:: EXERCISE ::
Find the lines with "oder" in them and copy them out.

:: MATERIAL FOR THIS TASK ::
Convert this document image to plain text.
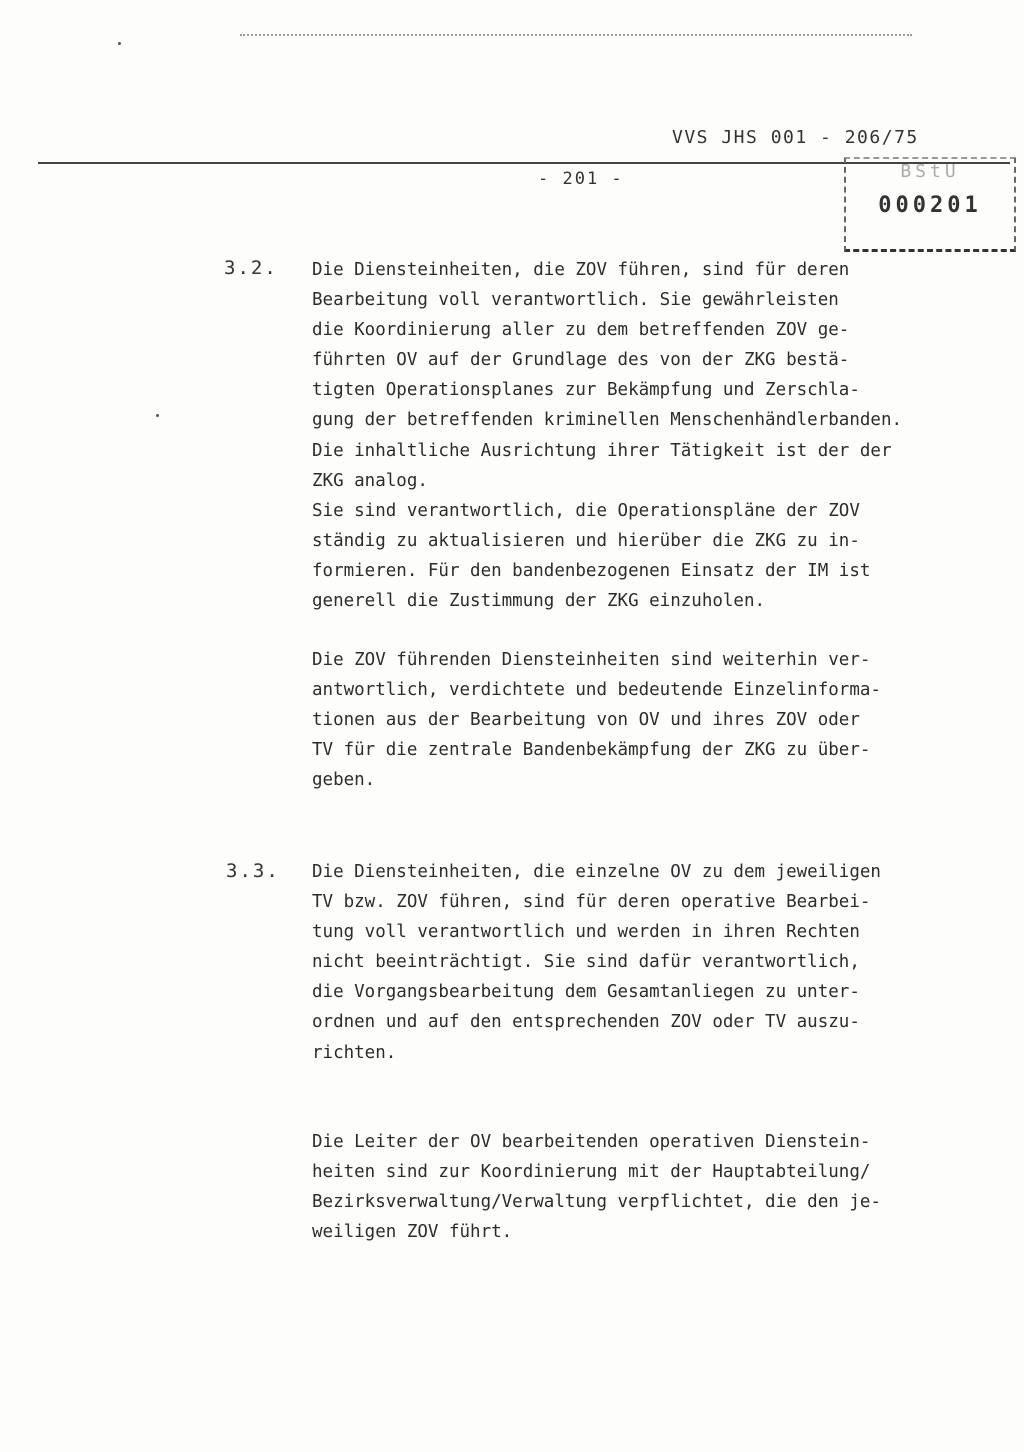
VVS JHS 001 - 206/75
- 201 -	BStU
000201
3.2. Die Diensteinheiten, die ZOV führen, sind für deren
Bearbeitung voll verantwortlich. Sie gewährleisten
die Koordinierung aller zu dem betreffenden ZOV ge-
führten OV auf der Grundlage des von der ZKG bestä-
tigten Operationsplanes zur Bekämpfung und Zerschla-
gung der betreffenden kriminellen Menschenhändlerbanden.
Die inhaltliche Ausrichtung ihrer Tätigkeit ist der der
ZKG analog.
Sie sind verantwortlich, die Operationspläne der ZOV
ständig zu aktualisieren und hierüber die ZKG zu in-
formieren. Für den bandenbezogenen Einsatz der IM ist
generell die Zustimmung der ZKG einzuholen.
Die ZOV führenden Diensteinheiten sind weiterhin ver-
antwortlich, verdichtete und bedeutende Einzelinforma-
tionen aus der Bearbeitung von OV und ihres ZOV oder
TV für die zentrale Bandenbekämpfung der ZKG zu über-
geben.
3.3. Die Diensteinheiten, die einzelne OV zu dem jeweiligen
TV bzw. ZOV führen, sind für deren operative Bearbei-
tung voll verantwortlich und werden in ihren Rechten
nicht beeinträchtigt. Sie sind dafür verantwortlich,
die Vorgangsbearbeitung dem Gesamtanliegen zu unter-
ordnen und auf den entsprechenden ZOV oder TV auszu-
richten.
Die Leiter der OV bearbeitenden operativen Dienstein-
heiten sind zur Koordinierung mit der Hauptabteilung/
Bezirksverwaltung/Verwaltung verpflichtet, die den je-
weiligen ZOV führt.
* * *
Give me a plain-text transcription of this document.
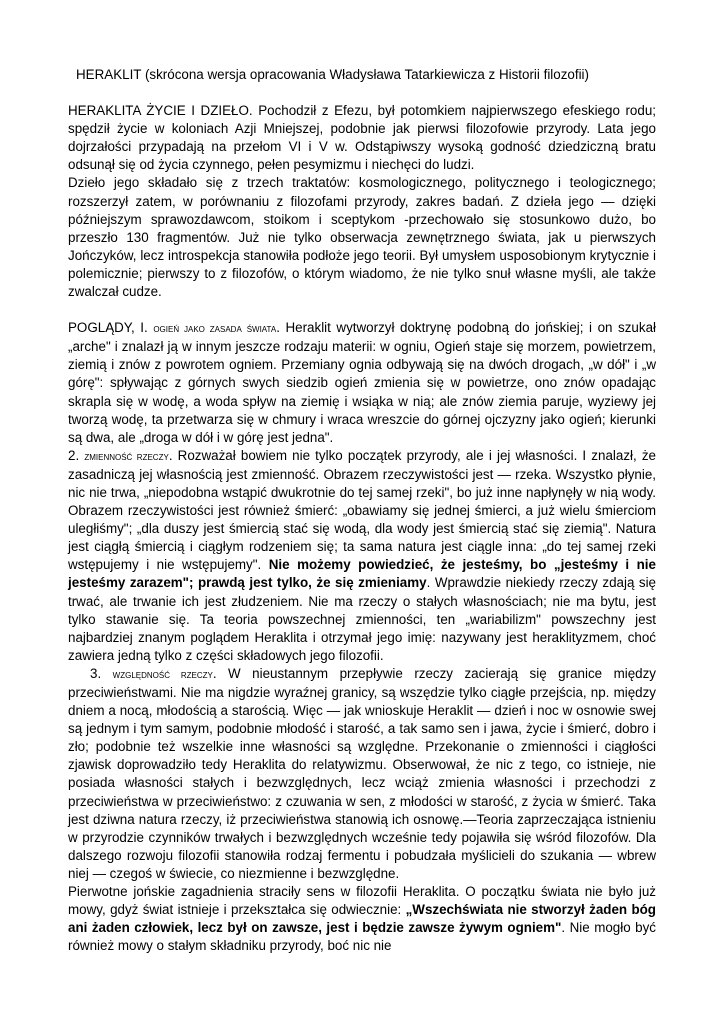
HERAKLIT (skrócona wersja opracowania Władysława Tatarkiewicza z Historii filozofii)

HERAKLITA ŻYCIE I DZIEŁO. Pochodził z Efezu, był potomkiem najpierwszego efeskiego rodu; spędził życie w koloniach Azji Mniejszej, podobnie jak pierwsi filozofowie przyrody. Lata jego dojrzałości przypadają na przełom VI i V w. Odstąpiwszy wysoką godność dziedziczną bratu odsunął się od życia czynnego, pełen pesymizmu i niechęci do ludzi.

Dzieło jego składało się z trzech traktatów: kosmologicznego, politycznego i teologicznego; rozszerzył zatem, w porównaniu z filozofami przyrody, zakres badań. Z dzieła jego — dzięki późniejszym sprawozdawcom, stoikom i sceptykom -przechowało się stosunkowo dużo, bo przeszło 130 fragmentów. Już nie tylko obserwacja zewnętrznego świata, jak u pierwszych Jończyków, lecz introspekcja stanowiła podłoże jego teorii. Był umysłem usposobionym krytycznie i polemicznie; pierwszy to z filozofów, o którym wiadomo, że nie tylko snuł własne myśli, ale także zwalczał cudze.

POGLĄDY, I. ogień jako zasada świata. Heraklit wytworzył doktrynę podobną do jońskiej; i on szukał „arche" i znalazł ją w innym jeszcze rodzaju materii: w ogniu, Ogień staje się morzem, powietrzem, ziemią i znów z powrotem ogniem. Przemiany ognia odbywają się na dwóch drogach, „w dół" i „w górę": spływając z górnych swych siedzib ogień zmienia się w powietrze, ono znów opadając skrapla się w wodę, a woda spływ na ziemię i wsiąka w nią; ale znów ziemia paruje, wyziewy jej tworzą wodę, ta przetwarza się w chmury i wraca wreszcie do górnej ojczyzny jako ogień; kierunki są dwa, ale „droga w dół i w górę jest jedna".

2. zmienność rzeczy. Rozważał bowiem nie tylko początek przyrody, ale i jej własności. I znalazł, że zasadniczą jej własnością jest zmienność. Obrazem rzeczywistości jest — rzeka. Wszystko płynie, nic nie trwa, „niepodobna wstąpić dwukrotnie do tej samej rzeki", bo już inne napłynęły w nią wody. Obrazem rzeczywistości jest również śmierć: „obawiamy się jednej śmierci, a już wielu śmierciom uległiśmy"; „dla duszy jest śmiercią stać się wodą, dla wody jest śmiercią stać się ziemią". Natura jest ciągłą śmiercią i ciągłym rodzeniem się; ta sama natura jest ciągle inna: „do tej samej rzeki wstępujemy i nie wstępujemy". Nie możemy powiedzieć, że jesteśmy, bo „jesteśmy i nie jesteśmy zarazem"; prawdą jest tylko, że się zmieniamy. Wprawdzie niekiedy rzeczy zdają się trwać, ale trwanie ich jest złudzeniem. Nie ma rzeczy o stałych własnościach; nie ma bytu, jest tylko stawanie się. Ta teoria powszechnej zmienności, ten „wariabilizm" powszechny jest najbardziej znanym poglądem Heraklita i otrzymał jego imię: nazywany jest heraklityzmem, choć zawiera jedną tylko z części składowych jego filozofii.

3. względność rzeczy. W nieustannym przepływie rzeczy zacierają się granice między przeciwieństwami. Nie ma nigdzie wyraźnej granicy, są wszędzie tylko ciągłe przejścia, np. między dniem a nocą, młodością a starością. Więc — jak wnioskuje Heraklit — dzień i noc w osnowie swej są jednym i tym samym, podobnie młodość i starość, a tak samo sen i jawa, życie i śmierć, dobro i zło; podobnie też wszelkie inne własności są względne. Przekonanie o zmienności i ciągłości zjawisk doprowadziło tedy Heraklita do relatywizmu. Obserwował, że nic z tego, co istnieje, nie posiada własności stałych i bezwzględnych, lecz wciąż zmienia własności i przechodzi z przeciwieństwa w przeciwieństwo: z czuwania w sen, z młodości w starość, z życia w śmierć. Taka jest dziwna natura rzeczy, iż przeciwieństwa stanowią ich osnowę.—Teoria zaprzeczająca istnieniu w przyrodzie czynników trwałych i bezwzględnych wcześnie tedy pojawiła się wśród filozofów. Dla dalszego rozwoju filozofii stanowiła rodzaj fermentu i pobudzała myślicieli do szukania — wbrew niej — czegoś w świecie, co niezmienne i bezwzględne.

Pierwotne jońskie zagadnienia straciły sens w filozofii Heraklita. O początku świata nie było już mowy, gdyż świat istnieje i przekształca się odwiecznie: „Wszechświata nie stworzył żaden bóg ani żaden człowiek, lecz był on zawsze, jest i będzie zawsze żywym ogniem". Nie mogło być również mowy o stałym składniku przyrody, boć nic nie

:: THE COMPLETED TASK ::
tionen aus der Bearbeitung von OV und ihres ZOV oder
ordnen und auf den entsprechenden ZOV oder TV auszu-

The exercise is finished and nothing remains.